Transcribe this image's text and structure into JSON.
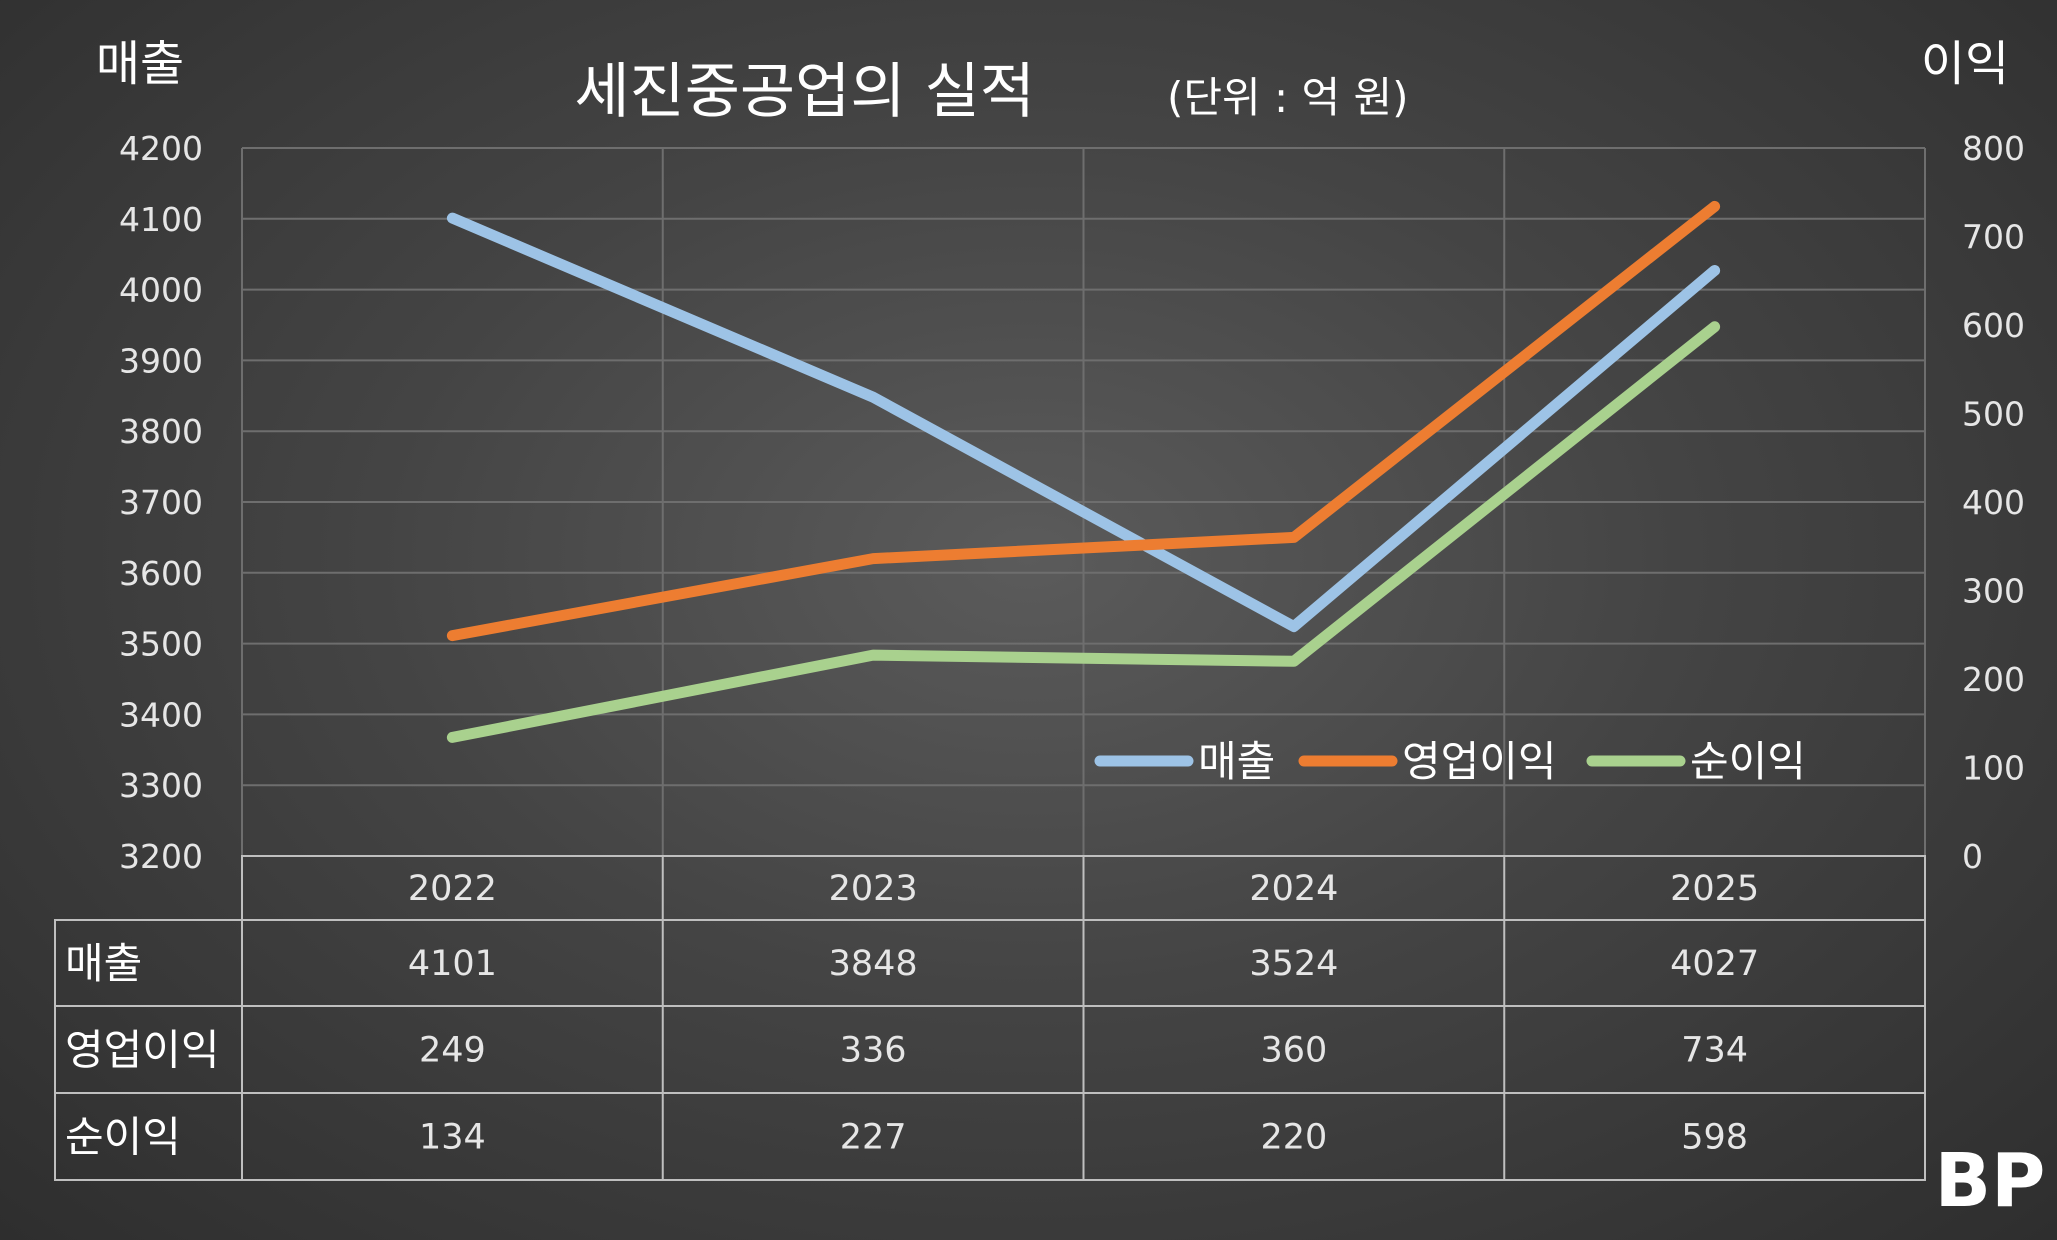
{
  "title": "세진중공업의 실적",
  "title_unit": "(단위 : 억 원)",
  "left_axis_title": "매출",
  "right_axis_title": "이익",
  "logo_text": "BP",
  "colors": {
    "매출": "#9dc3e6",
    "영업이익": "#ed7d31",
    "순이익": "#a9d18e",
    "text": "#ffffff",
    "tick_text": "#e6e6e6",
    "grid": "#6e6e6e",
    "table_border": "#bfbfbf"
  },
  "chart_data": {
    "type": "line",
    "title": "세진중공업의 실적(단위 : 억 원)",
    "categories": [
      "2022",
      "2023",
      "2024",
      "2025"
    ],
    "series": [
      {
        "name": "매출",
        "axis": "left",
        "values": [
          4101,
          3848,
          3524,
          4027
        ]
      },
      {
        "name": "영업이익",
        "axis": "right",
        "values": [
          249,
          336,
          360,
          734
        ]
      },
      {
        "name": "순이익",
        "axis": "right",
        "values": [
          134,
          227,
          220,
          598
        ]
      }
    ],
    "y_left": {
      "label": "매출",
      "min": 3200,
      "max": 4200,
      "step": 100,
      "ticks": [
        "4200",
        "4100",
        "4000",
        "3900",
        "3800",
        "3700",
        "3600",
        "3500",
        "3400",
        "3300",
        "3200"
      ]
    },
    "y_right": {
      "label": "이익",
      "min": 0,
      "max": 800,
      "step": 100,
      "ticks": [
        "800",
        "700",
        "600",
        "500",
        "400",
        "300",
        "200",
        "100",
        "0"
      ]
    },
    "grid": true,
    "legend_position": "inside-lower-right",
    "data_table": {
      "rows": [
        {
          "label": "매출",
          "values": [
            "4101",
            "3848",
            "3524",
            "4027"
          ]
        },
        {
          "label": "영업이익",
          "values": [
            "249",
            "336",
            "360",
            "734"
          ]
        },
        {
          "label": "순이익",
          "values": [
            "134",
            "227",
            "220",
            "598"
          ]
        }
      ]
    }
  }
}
━━━━━━━━
Copy out all of the material exactly as written, without its pictures.

» **Expected output**:
Transcribe this image's text and structure into JSON.
{
  "title": "세진중공업의 실적",
  "title_unit": "(단위 : 억 원)",
  "left_axis_title": "매출",
  "right_axis_title": "이익",
  "logo_text": "BP",
  "colors": {
    "매출": "#9dc3e6",
    "영업이익": "#ed7d31",
    "순이익": "#a9d18e",
    "text": "#ffffff",
    "tick_text": "#e6e6e6",
    "grid": "#6e6e6e",
    "table_border": "#bfbfbf"
  },
  "chart_data": {
    "type": "line",
    "title": "세진중공업의 실적(단위 : 억 원)",
    "categories": [
      "2022",
      "2023",
      "2024",
      "2025"
    ],
    "series": [
      {
        "name": "매출",
        "axis": "left",
        "values": [
          4101,
          3848,
          3524,
          4027
        ]
      },
      {
        "name": "영업이익",
        "axis": "right",
        "values": [
          249,
          336,
          360,
          734
        ]
      },
      {
        "name": "순이익",
        "axis": "right",
        "values": [
          134,
          227,
          220,
          598
        ]
      }
    ],
    "y_left": {
      "label": "매출",
      "min": 3200,
      "max": 4200,
      "step": 100,
      "ticks": [
        "4200",
        "4100",
        "4000",
        "3900",
        "3800",
        "3700",
        "3600",
        "3500",
        "3400",
        "3300",
        "3200"
      ]
    },
    "y_right": {
      "label": "이익",
      "min": 0,
      "max": 800,
      "step": 100,
      "ticks": [
        "800",
        "700",
        "600",
        "500",
        "400",
        "300",
        "200",
        "100",
        "0"
      ]
    },
    "grid": true,
    "legend_position": "inside-lower-right",
    "data_table": {
      "rows": [
        {
          "label": "매출",
          "values": [
            "4101",
            "3848",
            "3524",
            "4027"
          ]
        },
        {
          "label": "영업이익",
          "values": [
            "249",
            "336",
            "360",
            "734"
          ]
        },
        {
          "label": "순이익",
          "values": [
            "134",
            "227",
            "220",
            "598"
          ]
        }
      ]
    }
  }
}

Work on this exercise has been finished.